[Begin Stored data]

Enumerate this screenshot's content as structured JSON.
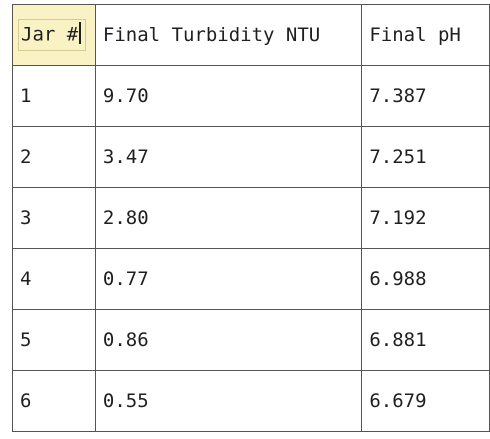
{
  "table": {
    "headers": [
      "Jar #",
      "Final Turbidity NTU",
      "Final pH"
    ],
    "rows": [
      [
        "1",
        "9.70",
        "7.387"
      ],
      [
        "2",
        "3.47",
        "7.251"
      ],
      [
        "3",
        "2.80",
        "7.192"
      ],
      [
        "4",
        "0.77",
        "6.988"
      ],
      [
        "5",
        "0.86",
        "6.881"
      ],
      [
        "6",
        "0.55",
        "6.679"
      ]
    ]
  }
}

[End Stored data]

_Given instruction_:
Return each line exactly as written. Any picture gets left out.

_Final result_:
Enumerate this screenshot's content as structured JSON.
{
  "table": {
    "headers": [
      "Jar #",
      "Final Turbidity NTU",
      "Final pH"
    ],
    "rows": [
      [
        "1",
        "9.70",
        "7.387"
      ],
      [
        "2",
        "3.47",
        "7.251"
      ],
      [
        "3",
        "2.80",
        "7.192"
      ],
      [
        "4",
        "0.77",
        "6.988"
      ],
      [
        "5",
        "0.86",
        "6.881"
      ],
      [
        "6",
        "0.55",
        "6.679"
      ]
    ]
  }
}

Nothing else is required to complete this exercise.